WRITTEN PROBLEM:
Word for word, set down the records and skip each picture.
=======
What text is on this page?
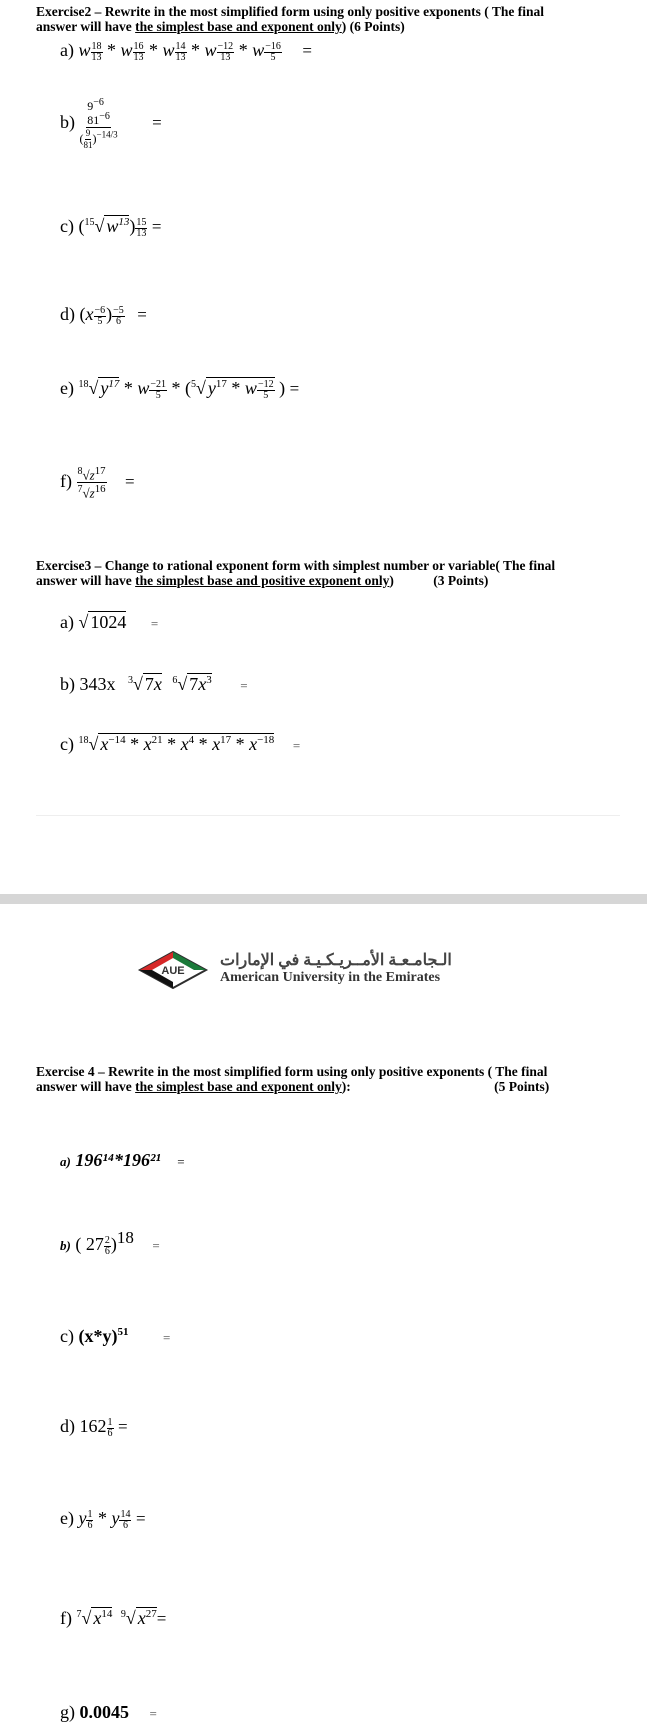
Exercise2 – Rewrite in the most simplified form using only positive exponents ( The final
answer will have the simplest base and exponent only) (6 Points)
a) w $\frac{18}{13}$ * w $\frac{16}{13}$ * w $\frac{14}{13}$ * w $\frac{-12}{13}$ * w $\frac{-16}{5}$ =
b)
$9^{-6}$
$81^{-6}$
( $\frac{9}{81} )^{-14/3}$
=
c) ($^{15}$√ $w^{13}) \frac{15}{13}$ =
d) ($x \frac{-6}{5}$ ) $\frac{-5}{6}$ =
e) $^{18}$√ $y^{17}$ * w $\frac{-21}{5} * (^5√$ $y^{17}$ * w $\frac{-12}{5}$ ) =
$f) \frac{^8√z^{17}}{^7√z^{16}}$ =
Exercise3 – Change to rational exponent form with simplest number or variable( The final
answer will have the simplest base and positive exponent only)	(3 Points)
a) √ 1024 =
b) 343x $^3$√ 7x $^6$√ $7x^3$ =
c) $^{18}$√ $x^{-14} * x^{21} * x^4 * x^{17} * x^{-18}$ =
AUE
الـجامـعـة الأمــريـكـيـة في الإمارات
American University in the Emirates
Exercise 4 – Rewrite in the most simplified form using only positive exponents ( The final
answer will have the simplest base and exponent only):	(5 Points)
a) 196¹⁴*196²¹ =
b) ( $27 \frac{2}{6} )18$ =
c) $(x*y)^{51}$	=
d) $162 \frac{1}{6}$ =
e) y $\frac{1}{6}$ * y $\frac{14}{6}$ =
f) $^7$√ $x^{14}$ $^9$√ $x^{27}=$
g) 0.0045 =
=======
ANSWER FOR THE TASK:
What text is on this page?
Exercise2 – Rewrite in the most simplified form using only positive exponents ( The final
answer will have the simplest base and exponent only) (6 Points)
a) w $\frac{18}{13}$ * w $\frac{16}{13}$ * w $\frac{14}{13}$ * w $\frac{-12}{13}$ * w $\frac{-16}{5}$ =
b)
$9^{-6}$
$81^{-6}$
( $\frac{9}{81} )^{-14/3}$
=
c) ($^{15}$√ $w^{13}) \frac{15}{13}$ =
d) ($x \frac{-6}{5}$ ) $\frac{-5}{6}$ =
e) $^{18}$√ $y^{17}$ * w $\frac{-21}{5} * (^5√$ $y^{17}$ * w $\frac{-12}{5}$ ) =
$f) \frac{^8√z^{17}}{^7√z^{16}}$ =
Exercise3 – Change to rational exponent form with simplest number or variable( The final
answer will have the simplest base and positive exponent only)	(3 Points)
a) √ 1024 =
b) 343x $^3$√ 7x $^6$√ $7x^3$ =
c) $^{18}$√ $x^{-14} * x^{21} * x^4 * x^{17} * x^{-18}$ =
AUE
الـجامـعـة الأمــريـكـيـة في الإمارات
American University in the Emirates
Exercise 4 – Rewrite in the most simplified form using only positive exponents ( The final
answer will have the simplest base and exponent only):	(5 Points)
a) 196¹⁴*196²¹ =
b) ( $27 \frac{2}{6} )18$ =
c) $(x*y)^{51}$	=
d) $162 \frac{1}{6}$ =
e) y $\frac{1}{6}$ * y $\frac{14}{6}$ =
f) $^7$√ $x^{14}$ $^9$√ $x^{27}=$
g) 0.0045 =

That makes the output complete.